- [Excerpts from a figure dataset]

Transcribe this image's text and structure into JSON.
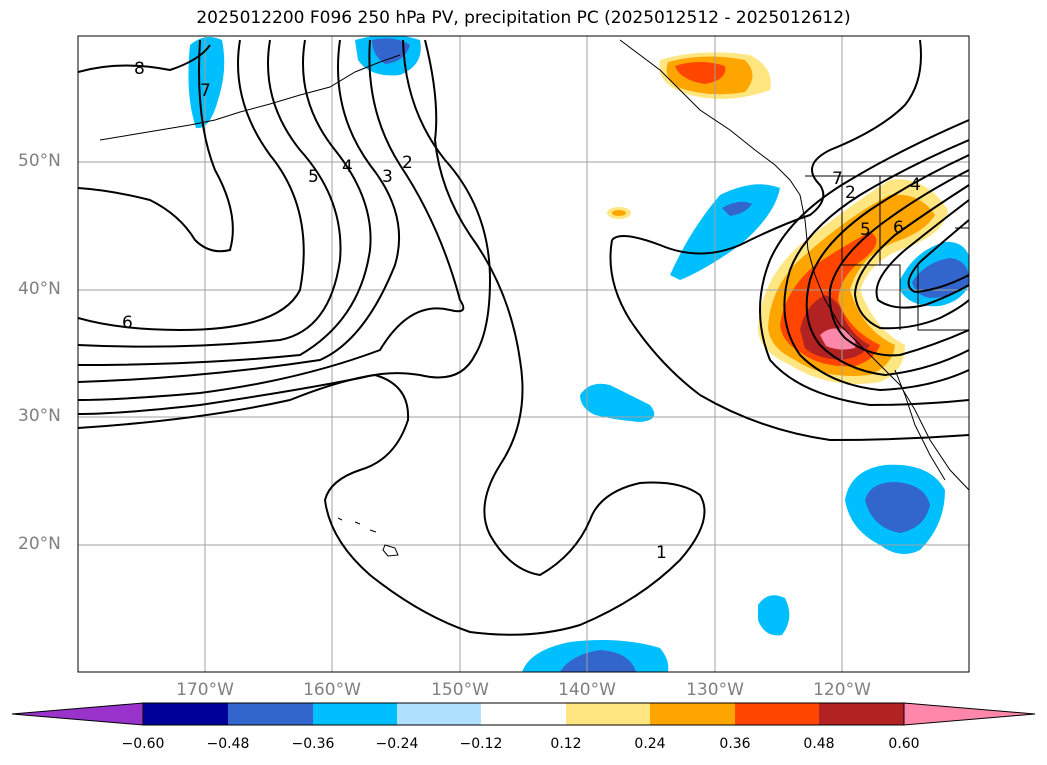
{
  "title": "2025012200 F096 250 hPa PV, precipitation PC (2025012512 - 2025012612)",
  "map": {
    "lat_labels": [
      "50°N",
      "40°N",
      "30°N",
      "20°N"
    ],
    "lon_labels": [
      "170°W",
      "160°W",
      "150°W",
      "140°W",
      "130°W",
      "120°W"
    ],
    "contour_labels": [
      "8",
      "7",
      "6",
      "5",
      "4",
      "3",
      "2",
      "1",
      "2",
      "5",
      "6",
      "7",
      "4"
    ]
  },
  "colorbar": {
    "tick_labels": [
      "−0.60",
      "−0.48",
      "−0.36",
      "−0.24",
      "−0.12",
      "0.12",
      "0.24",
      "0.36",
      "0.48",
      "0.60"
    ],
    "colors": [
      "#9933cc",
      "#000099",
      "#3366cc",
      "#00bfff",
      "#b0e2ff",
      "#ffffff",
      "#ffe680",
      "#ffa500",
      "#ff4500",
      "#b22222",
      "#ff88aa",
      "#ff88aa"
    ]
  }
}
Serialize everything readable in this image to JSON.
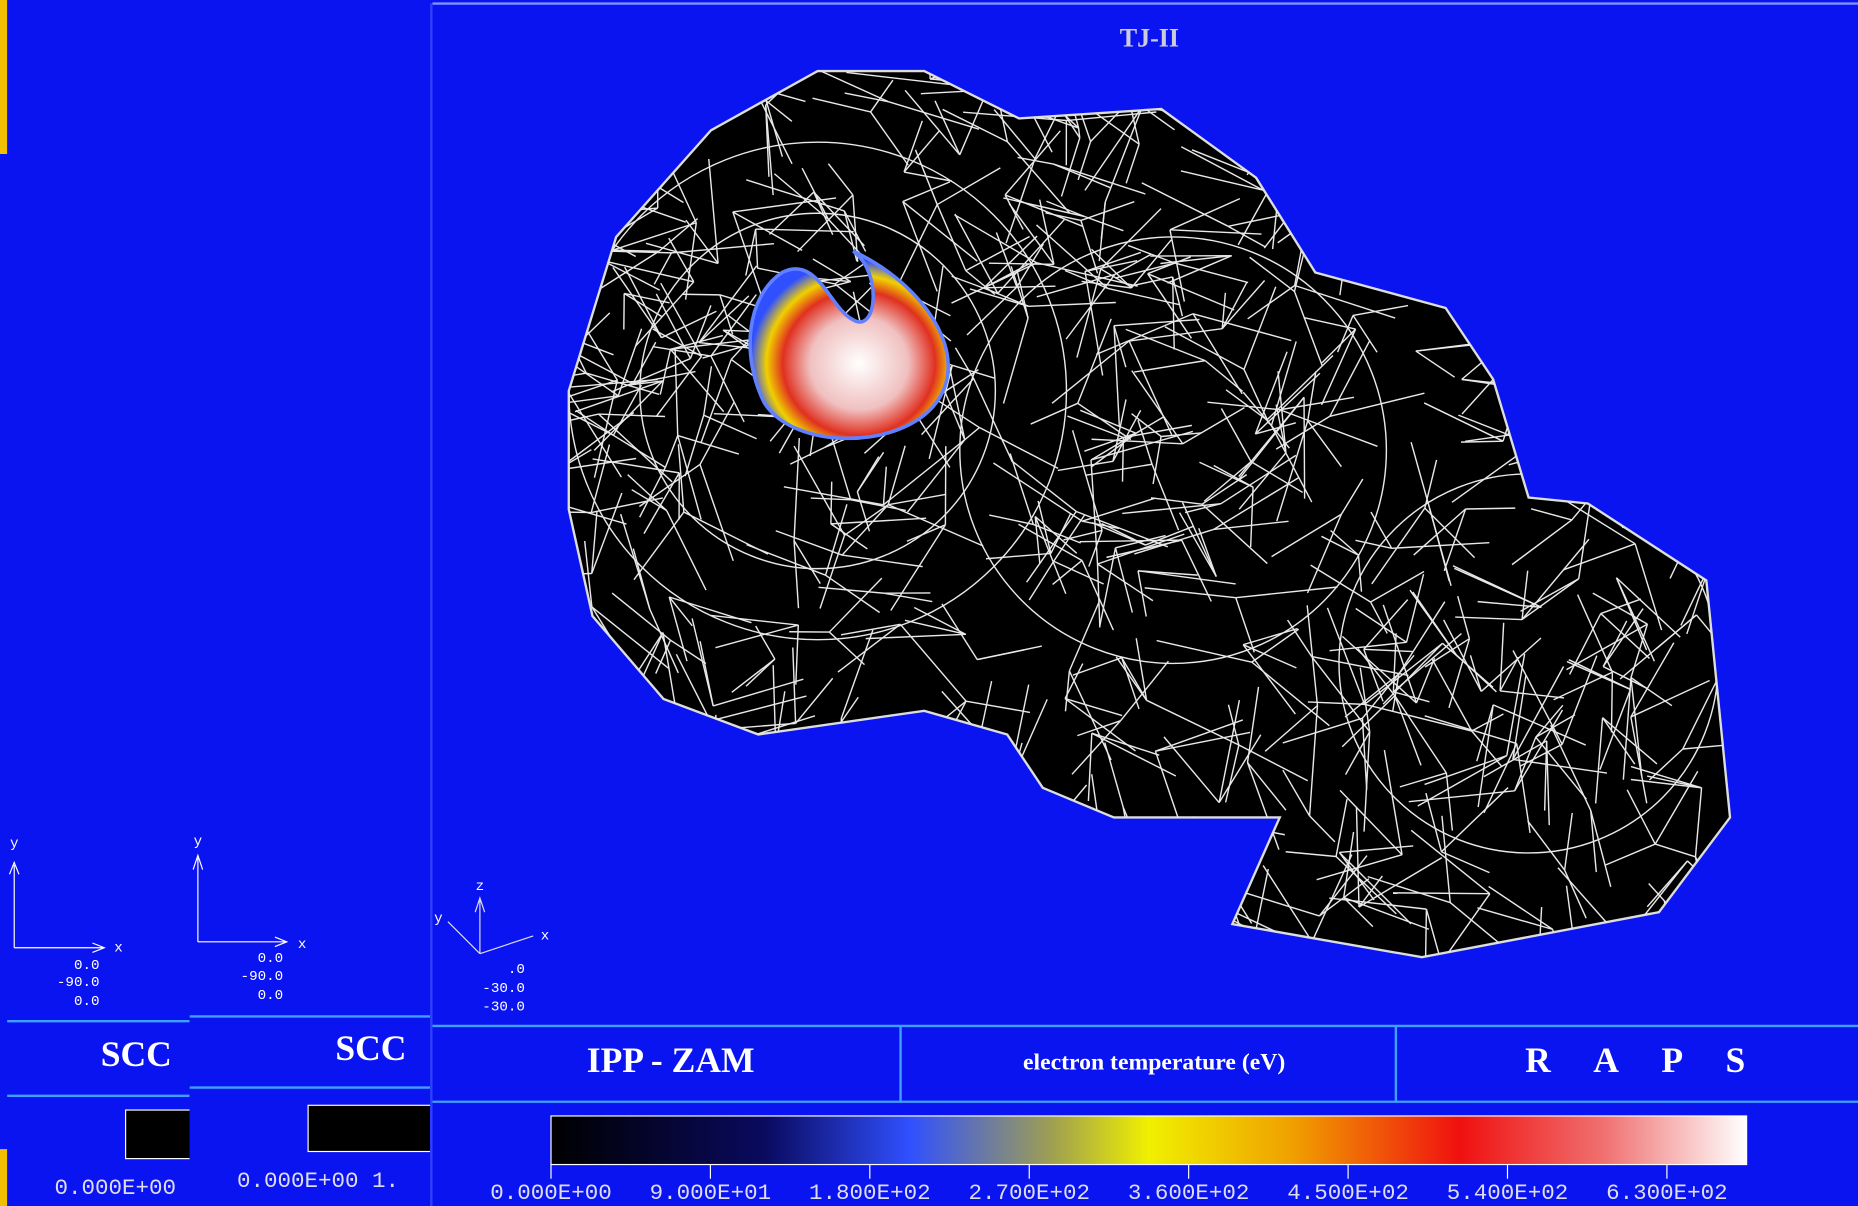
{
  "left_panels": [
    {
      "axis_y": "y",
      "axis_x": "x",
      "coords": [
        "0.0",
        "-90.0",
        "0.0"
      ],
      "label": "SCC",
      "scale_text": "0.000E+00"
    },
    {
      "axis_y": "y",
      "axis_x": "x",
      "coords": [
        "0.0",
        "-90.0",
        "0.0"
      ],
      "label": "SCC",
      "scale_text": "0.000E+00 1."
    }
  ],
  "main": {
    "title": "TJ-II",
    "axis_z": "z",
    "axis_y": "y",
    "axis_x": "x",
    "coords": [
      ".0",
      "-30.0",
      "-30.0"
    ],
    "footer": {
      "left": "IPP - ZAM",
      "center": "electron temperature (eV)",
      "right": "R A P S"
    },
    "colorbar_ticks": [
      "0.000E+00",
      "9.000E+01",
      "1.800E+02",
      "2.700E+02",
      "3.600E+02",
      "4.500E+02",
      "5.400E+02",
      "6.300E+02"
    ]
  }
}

- [DIRECTION] Each line above that includes "image" should be shown.

- [COMPLETE OUTPUT]
Transcribe this image's text and structure into JSON.
Serialize everything readable in this image to JSON.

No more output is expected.